§ **OBJECTIVE**: Write out the records beneath this line exactly as they appear, minus any images.

§ **SOURCE MATERIAL**:
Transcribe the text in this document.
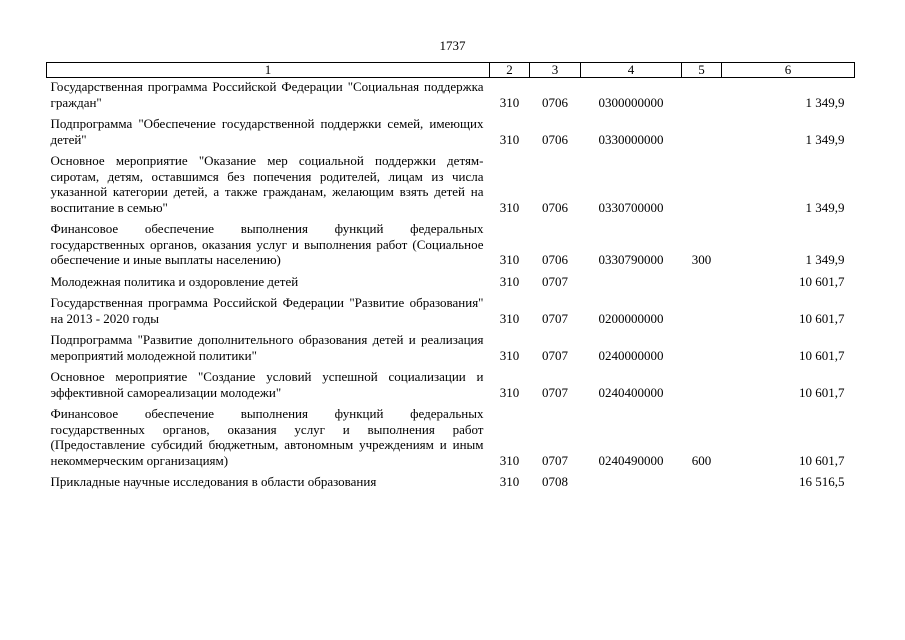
1737
1	2	3	4	5	6
Государственная программа Российской Федерации "Социальная поддержка граждан"	310	0706	0300000000		1 349,9
Подпрограмма "Обеспечение государственной поддержки семей, имеющих детей"	310	0706	0330000000		1 349,9
Основное мероприятие "Оказание мер социальной поддержки детям-сиротам, детям, оставшимся без попечения родителей, лицам из числа указанной категории детей, а также гражданам, желающим взять детей на воспитание в семью"	310	0706	0330700000		1 349,9
Финансовое обеспечение выполнения функций федеральных государственных органов, оказания услуг и выполнения работ (Социальное обеспечение и иные выплаты населению)	310	0706	0330790000	300	1 349,9
Молодежная политика и оздоровление детей	310	0707			10 601,7
Государственная программа Российской Федерации "Развитие образования" на 2013 - 2020 годы	310	0707	0200000000		10 601,7
Подпрограмма "Развитие дополнительного образования детей и реализация мероприятий молодежной политики"	310	0707	0240000000		10 601,7
Основное мероприятие "Создание условий успешной социализации и эффективной самореализации молодежи"	310	0707	0240400000		10 601,7
Финансовое обеспечение выполнения функций федеральных государственных органов, оказания услуг и выполнения работ (Предоставление субсидий бюджетным, автономным учреждениям и иным некоммерческим организациям)	310	0707	0240490000	600	10 601,7
Прикладные научные исследования в области образования	310	0708			16 516,5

§ **TASK OUTPUT**:
Transcribe the text in this document.
1737
1	2	3	4	5	6
Государственная программа Российской Федерации "Социальная поддержка граждан"	310	0706	0300000000		1 349,9
Подпрограмма "Обеспечение государственной поддержки семей, имеющих детей"	310	0706	0330000000		1 349,9
Основное мероприятие "Оказание мер социальной поддержки детям-сиротам, детям, оставшимся без попечения родителей, лицам из числа указанной категории детей, а также гражданам, желающим взять детей на воспитание в семью"	310	0706	0330700000		1 349,9
Финансовое обеспечение выполнения функций федеральных государственных органов, оказания услуг и выполнения работ (Социальное обеспечение и иные выплаты населению)	310	0706	0330790000	300	1 349,9
Молодежная политика и оздоровление детей	310	0707			10 601,7
Государственная программа Российской Федерации "Развитие образования" на 2013 - 2020 годы	310	0707	0200000000		10 601,7
Подпрограмма "Развитие дополнительного образования детей и реализация мероприятий молодежной политики"	310	0707	0240000000		10 601,7
Основное мероприятие "Создание условий успешной социализации и эффективной самореализации молодежи"	310	0707	0240400000		10 601,7
Финансовое обеспечение выполнения функций федеральных государственных органов, оказания услуг и выполнения работ (Предоставление субсидий бюджетным, автономным учреждениям и иным некоммерческим организациям)	310	0707	0240490000	600	10 601,7
Прикладные научные исследования в области образования	310	0708			16 516,5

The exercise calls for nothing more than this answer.